## WHAT THIS TASK INVOLVES
The entries below should be given again exactly, minus their pictures.

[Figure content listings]
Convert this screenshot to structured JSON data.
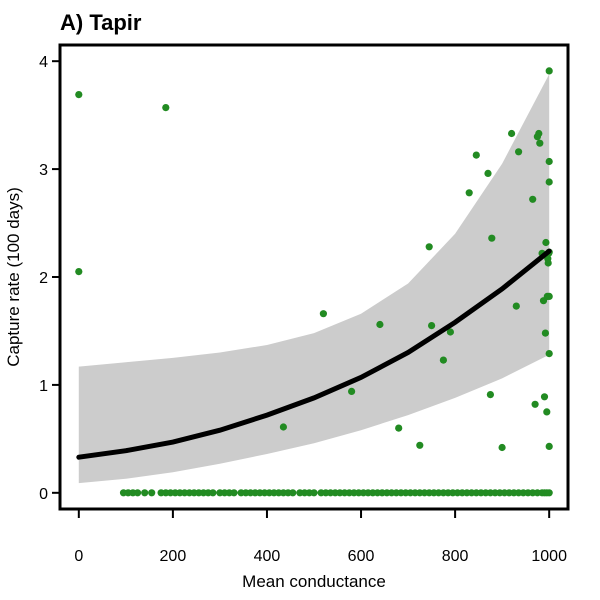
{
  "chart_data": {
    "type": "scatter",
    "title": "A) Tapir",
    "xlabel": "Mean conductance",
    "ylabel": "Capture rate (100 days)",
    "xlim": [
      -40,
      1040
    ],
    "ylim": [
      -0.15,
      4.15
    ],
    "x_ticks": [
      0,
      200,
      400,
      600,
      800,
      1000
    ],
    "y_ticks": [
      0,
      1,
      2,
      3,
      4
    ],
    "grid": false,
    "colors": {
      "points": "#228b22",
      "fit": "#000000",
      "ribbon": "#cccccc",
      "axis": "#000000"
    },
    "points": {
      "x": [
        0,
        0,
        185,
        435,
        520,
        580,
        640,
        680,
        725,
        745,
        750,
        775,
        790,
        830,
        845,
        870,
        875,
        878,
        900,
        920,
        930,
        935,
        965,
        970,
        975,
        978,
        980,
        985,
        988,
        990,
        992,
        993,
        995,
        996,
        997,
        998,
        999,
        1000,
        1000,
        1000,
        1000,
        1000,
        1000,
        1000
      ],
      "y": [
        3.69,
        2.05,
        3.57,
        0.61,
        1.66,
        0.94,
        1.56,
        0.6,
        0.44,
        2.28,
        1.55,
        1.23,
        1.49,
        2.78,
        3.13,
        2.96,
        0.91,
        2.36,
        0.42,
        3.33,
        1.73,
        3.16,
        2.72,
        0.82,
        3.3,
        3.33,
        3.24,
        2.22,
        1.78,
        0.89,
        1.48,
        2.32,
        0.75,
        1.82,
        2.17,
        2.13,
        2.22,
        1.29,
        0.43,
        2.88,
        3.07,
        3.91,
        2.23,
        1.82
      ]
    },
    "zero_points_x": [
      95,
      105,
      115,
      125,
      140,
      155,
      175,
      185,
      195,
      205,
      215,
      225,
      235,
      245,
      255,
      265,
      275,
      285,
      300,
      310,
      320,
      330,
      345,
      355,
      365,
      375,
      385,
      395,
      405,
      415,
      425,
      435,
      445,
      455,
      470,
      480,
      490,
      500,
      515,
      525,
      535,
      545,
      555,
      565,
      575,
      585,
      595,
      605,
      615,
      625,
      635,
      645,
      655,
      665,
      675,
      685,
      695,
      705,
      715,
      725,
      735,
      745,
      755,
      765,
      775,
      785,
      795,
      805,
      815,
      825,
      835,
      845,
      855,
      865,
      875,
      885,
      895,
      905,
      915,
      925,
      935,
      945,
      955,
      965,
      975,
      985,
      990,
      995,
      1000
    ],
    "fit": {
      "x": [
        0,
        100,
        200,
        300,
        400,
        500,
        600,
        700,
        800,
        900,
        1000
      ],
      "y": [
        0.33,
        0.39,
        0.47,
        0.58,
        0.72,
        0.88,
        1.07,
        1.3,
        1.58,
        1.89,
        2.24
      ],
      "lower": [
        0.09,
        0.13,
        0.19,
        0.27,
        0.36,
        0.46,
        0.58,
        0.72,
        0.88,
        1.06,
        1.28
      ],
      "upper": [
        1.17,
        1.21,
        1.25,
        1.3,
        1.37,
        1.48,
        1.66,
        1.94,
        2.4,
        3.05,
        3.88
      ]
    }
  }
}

## WRITTEN REPLY
Convert this screenshot to structured JSON data.
{
  "chart_data": {
    "type": "scatter",
    "title": "A) Tapir",
    "xlabel": "Mean conductance",
    "ylabel": "Capture rate (100 days)",
    "xlim": [
      -40,
      1040
    ],
    "ylim": [
      -0.15,
      4.15
    ],
    "x_ticks": [
      0,
      200,
      400,
      600,
      800,
      1000
    ],
    "y_ticks": [
      0,
      1,
      2,
      3,
      4
    ],
    "grid": false,
    "colors": {
      "points": "#228b22",
      "fit": "#000000",
      "ribbon": "#cccccc",
      "axis": "#000000"
    },
    "points": {
      "x": [
        0,
        0,
        185,
        435,
        520,
        580,
        640,
        680,
        725,
        745,
        750,
        775,
        790,
        830,
        845,
        870,
        875,
        878,
        900,
        920,
        930,
        935,
        965,
        970,
        975,
        978,
        980,
        985,
        988,
        990,
        992,
        993,
        995,
        996,
        997,
        998,
        999,
        1000,
        1000,
        1000,
        1000,
        1000,
        1000,
        1000
      ],
      "y": [
        3.69,
        2.05,
        3.57,
        0.61,
        1.66,
        0.94,
        1.56,
        0.6,
        0.44,
        2.28,
        1.55,
        1.23,
        1.49,
        2.78,
        3.13,
        2.96,
        0.91,
        2.36,
        0.42,
        3.33,
        1.73,
        3.16,
        2.72,
        0.82,
        3.3,
        3.33,
        3.24,
        2.22,
        1.78,
        0.89,
        1.48,
        2.32,
        0.75,
        1.82,
        2.17,
        2.13,
        2.22,
        1.29,
        0.43,
        2.88,
        3.07,
        3.91,
        2.23,
        1.82
      ]
    },
    "zero_points_x": [
      95,
      105,
      115,
      125,
      140,
      155,
      175,
      185,
      195,
      205,
      215,
      225,
      235,
      245,
      255,
      265,
      275,
      285,
      300,
      310,
      320,
      330,
      345,
      355,
      365,
      375,
      385,
      395,
      405,
      415,
      425,
      435,
      445,
      455,
      470,
      480,
      490,
      500,
      515,
      525,
      535,
      545,
      555,
      565,
      575,
      585,
      595,
      605,
      615,
      625,
      635,
      645,
      655,
      665,
      675,
      685,
      695,
      705,
      715,
      725,
      735,
      745,
      755,
      765,
      775,
      785,
      795,
      805,
      815,
      825,
      835,
      845,
      855,
      865,
      875,
      885,
      895,
      905,
      915,
      925,
      935,
      945,
      955,
      965,
      975,
      985,
      990,
      995,
      1000
    ],
    "fit": {
      "x": [
        0,
        100,
        200,
        300,
        400,
        500,
        600,
        700,
        800,
        900,
        1000
      ],
      "y": [
        0.33,
        0.39,
        0.47,
        0.58,
        0.72,
        0.88,
        1.07,
        1.3,
        1.58,
        1.89,
        2.24
      ],
      "lower": [
        0.09,
        0.13,
        0.19,
        0.27,
        0.36,
        0.46,
        0.58,
        0.72,
        0.88,
        1.06,
        1.28
      ],
      "upper": [
        1.17,
        1.21,
        1.25,
        1.3,
        1.37,
        1.48,
        1.66,
        1.94,
        2.4,
        3.05,
        3.88
      ]
    }
  }
}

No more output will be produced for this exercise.